- _AIM_
Repeat every record below exactly as it appears.

- _WORKING DATA_
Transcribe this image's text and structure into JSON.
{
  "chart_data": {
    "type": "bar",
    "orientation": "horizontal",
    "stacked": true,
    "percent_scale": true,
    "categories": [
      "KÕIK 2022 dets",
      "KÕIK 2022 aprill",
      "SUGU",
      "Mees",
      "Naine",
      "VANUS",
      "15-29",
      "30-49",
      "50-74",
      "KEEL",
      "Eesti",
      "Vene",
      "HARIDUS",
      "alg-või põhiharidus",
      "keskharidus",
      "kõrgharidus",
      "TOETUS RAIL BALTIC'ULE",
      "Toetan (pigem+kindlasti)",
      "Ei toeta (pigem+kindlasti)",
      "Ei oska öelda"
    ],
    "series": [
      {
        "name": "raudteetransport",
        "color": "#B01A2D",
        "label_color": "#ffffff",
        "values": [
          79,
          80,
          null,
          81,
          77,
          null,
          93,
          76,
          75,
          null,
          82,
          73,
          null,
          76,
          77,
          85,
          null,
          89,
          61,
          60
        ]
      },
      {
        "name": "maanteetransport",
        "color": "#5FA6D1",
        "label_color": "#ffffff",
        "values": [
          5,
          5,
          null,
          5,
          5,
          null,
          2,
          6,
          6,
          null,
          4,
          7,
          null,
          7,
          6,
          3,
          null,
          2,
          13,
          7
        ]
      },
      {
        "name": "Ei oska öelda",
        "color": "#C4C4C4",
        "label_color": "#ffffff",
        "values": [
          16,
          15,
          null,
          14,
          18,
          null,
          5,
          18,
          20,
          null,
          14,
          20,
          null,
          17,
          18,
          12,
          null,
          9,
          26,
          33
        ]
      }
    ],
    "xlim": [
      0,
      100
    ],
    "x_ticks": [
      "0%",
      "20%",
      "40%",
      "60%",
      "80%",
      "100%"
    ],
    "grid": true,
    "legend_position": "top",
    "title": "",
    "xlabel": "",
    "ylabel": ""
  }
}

- _CORRECT RESULT_
Transcribe this image's text and structure into JSON.
{
  "chart_data": {
    "type": "bar",
    "orientation": "horizontal",
    "stacked": true,
    "percent_scale": true,
    "categories": [
      "KÕIK 2022 dets",
      "KÕIK 2022 aprill",
      "SUGU",
      "Mees",
      "Naine",
      "VANUS",
      "15-29",
      "30-49",
      "50-74",
      "KEEL",
      "Eesti",
      "Vene",
      "HARIDUS",
      "alg-või põhiharidus",
      "keskharidus",
      "kõrgharidus",
      "TOETUS RAIL BALTIC'ULE",
      "Toetan (pigem+kindlasti)",
      "Ei toeta (pigem+kindlasti)",
      "Ei oska öelda"
    ],
    "series": [
      {
        "name": "raudteetransport",
        "color": "#B01A2D",
        "label_color": "#ffffff",
        "values": [
          79,
          80,
          null,
          81,
          77,
          null,
          93,
          76,
          75,
          null,
          82,
          73,
          null,
          76,
          77,
          85,
          null,
          89,
          61,
          60
        ]
      },
      {
        "name": "maanteetransport",
        "color": "#5FA6D1",
        "label_color": "#ffffff",
        "values": [
          5,
          5,
          null,
          5,
          5,
          null,
          2,
          6,
          6,
          null,
          4,
          7,
          null,
          7,
          6,
          3,
          null,
          2,
          13,
          7
        ]
      },
      {
        "name": "Ei oska öelda",
        "color": "#C4C4C4",
        "label_color": "#ffffff",
        "values": [
          16,
          15,
          null,
          14,
          18,
          null,
          5,
          18,
          20,
          null,
          14,
          20,
          null,
          17,
          18,
          12,
          null,
          9,
          26,
          33
        ]
      }
    ],
    "xlim": [
      0,
      100
    ],
    "x_ticks": [
      "0%",
      "20%",
      "40%",
      "60%",
      "80%",
      "100%"
    ],
    "grid": true,
    "legend_position": "top",
    "title": "",
    "xlabel": "",
    "ylabel": ""
  }
}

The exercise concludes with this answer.